DIRECTIVE: Search the records for the word "CoEx" and pick out every line that has it.

DATA SHOWN:
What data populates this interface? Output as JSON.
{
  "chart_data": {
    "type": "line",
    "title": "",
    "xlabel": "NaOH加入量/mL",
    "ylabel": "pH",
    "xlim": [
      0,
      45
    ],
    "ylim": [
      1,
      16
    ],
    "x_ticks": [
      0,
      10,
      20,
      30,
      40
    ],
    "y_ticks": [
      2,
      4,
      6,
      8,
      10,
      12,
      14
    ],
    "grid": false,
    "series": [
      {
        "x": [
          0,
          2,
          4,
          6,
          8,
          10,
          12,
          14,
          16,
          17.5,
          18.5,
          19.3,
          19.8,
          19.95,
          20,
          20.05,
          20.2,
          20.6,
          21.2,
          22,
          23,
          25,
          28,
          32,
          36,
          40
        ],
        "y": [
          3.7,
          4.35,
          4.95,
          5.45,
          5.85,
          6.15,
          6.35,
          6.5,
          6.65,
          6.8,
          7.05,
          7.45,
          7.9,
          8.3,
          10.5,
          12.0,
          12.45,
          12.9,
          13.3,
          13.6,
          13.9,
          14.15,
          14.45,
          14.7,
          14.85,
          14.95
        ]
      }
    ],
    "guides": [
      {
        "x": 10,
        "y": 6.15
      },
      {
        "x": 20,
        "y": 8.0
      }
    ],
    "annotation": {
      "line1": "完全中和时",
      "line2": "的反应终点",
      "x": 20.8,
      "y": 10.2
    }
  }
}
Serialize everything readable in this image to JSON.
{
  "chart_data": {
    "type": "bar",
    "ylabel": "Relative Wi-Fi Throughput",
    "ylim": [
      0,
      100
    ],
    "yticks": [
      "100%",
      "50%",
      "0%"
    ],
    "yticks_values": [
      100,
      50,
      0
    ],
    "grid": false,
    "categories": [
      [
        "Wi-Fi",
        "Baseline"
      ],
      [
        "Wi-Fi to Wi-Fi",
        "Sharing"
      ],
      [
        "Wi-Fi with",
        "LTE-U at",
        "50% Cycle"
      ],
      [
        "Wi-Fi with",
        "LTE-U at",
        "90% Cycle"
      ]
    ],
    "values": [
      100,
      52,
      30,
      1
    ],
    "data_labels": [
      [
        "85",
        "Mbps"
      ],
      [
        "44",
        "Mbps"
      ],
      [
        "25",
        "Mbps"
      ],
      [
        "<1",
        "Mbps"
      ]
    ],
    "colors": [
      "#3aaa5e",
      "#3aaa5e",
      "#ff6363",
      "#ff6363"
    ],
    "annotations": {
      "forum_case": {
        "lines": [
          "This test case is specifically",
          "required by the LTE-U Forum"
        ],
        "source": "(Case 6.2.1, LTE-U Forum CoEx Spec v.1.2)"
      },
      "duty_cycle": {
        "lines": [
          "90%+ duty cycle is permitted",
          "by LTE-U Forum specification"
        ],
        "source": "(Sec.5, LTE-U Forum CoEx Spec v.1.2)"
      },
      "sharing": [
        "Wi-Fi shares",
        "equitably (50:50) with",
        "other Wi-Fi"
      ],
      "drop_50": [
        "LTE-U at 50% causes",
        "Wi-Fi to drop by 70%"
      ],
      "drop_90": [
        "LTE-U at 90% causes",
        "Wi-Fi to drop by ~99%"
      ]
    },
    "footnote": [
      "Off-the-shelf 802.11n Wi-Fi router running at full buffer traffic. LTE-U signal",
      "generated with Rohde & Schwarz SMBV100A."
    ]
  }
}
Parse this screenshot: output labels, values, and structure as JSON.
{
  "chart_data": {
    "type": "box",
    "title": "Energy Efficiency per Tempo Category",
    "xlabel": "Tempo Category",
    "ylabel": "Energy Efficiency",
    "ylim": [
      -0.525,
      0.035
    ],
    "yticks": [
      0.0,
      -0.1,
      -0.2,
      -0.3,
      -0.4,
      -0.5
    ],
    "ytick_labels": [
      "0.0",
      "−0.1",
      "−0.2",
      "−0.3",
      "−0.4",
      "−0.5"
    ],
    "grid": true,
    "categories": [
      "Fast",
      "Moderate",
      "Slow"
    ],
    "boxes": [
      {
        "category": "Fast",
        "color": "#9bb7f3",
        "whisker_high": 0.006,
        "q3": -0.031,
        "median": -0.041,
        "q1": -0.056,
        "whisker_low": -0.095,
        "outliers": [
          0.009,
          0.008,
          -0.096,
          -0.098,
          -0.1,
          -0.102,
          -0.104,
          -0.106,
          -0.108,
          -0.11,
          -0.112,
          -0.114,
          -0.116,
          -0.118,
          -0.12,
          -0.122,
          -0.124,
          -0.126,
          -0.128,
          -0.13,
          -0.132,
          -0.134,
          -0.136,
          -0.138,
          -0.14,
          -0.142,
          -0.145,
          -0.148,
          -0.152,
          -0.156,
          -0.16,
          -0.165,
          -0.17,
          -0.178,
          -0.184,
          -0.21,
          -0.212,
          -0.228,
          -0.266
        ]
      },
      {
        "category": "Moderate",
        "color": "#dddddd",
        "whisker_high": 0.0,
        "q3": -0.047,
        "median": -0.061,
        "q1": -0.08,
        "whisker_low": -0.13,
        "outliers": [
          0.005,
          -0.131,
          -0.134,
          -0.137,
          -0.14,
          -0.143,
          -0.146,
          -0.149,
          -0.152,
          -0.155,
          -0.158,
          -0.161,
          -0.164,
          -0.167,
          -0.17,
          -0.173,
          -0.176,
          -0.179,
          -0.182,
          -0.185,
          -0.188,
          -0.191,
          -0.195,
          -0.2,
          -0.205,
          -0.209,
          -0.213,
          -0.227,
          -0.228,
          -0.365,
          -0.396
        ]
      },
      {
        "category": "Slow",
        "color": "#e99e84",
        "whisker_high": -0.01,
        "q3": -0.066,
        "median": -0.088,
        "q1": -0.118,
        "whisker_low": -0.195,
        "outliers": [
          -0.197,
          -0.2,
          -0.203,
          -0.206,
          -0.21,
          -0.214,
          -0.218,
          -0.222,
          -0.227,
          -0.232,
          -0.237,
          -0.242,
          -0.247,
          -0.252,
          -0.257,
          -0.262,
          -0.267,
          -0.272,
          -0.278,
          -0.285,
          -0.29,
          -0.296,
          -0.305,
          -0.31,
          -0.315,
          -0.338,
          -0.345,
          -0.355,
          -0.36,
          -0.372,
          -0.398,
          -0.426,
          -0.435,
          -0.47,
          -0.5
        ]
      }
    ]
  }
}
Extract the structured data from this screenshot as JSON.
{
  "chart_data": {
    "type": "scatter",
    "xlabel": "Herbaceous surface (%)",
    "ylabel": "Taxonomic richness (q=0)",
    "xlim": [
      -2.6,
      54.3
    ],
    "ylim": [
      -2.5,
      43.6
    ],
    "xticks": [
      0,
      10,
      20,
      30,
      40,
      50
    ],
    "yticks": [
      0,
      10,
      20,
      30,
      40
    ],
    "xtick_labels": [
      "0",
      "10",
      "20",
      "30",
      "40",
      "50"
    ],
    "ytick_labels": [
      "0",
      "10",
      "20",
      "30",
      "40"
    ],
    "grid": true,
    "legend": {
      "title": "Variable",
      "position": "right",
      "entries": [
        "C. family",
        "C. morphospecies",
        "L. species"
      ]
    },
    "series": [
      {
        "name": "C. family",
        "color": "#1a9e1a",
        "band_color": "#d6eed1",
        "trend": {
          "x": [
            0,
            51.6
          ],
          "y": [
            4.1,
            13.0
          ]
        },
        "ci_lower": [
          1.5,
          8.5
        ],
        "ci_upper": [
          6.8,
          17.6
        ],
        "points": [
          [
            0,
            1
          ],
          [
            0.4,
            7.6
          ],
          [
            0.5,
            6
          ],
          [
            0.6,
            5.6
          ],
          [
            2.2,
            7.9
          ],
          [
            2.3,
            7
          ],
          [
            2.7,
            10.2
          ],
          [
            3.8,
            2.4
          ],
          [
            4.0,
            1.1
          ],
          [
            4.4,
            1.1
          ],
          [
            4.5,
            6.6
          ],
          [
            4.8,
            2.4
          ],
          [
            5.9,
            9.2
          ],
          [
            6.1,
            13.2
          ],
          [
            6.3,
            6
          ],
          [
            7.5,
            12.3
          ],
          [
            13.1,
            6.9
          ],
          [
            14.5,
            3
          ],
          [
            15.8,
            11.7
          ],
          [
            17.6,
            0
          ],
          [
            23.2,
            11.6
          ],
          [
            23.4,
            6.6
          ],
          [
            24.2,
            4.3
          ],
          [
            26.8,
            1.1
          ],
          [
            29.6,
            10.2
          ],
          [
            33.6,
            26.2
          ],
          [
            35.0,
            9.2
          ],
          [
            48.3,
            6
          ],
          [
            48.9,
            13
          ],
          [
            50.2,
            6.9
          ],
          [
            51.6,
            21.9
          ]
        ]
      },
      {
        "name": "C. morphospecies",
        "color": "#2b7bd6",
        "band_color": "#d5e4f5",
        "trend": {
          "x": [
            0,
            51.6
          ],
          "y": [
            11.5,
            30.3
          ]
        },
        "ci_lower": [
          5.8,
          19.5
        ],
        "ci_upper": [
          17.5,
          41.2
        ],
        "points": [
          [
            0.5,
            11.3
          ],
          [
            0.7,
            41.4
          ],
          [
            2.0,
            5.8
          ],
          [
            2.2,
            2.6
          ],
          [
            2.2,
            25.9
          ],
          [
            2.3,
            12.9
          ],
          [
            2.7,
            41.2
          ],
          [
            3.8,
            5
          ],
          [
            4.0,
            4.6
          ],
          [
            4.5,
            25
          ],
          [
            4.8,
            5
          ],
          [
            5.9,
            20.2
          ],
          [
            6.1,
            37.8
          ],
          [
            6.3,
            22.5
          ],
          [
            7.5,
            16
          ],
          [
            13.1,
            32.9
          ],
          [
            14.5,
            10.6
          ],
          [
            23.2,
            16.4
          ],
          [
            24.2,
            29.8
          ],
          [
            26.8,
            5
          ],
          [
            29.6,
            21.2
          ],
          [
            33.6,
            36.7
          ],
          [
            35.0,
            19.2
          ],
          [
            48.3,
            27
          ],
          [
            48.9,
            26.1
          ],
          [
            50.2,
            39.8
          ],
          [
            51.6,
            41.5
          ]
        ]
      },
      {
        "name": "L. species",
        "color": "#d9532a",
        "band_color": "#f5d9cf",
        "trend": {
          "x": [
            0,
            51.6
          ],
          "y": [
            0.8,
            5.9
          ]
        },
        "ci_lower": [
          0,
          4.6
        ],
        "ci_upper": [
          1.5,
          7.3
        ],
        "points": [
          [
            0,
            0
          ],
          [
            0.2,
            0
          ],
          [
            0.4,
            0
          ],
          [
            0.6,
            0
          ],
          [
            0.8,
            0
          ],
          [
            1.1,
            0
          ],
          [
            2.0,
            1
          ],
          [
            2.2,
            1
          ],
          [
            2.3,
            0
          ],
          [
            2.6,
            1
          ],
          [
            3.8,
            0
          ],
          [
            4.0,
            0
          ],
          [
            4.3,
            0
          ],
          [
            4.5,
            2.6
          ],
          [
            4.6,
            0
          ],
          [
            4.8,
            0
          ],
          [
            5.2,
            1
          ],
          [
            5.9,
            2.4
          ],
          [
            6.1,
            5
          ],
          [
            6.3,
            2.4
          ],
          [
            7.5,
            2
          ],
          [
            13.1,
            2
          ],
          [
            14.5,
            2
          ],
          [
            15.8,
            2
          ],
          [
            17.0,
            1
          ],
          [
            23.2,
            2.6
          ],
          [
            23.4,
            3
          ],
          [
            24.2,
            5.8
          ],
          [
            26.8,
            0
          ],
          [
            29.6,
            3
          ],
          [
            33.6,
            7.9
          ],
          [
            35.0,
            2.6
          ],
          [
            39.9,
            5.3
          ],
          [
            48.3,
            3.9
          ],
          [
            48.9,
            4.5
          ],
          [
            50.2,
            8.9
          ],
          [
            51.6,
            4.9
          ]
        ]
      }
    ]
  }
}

TASK RESULT:
        "source": "(Case 6.2.1, LTE-U Forum CoEx Spec v.1.2)"
        "source": "(Sec.5, LTE-U Forum CoEx Spec v.1.2)"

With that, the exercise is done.